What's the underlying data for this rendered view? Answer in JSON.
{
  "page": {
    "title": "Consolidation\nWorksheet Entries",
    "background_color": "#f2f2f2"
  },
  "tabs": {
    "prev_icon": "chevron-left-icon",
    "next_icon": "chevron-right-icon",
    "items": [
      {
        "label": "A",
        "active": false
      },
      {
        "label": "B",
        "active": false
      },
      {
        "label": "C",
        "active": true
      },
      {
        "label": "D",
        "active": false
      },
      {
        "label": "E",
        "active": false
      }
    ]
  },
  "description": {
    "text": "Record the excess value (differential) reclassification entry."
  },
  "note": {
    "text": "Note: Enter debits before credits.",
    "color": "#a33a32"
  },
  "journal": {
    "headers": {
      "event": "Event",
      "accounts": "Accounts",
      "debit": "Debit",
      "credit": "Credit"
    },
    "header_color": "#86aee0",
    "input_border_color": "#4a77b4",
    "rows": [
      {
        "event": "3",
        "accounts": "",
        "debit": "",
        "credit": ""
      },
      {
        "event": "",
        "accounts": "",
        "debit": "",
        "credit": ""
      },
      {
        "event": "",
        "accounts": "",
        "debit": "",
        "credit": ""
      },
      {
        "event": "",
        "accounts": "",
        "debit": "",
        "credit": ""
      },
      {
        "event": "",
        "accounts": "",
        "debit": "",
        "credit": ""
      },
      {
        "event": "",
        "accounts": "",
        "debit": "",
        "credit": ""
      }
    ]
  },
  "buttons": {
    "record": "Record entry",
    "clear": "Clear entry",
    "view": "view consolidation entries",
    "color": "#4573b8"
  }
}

────────────────────

> _Stated goal_:
All records above must be set down exactly, please.

> _Response_:
What's the underlying data for this rendered view? Answer in JSON.
{
  "page": {
    "title": "Consolidation\nWorksheet Entries",
    "background_color": "#f2f2f2"
  },
  "tabs": {
    "prev_icon": "chevron-left-icon",
    "next_icon": "chevron-right-icon",
    "items": [
      {
        "label": "A",
        "active": false
      },
      {
        "label": "B",
        "active": false
      },
      {
        "label": "C",
        "active": true
      },
      {
        "label": "D",
        "active": false
      },
      {
        "label": "E",
        "active": false
      }
    ]
  },
  "description": {
    "text": "Record the excess value (differential) reclassification entry."
  },
  "note": {
    "text": "Note: Enter debits before credits.",
    "color": "#a33a32"
  },
  "journal": {
    "headers": {
      "event": "Event",
      "accounts": "Accounts",
      "debit": "Debit",
      "credit": "Credit"
    },
    "header_color": "#86aee0",
    "input_border_color": "#4a77b4",
    "rows": [
      {
        "event": "3",
        "accounts": "",
        "debit": "",
        "credit": ""
      },
      {
        "event": "",
        "accounts": "",
        "debit": "",
        "credit": ""
      },
      {
        "event": "",
        "accounts": "",
        "debit": "",
        "credit": ""
      },
      {
        "event": "",
        "accounts": "",
        "debit": "",
        "credit": ""
      },
      {
        "event": "",
        "accounts": "",
        "debit": "",
        "credit": ""
      },
      {
        "event": "",
        "accounts": "",
        "debit": "",
        "credit": ""
      }
    ]
  },
  "buttons": {
    "record": "Record entry",
    "clear": "Clear entry",
    "view": "view consolidation entries",
    "color": "#4573b8"
  }
}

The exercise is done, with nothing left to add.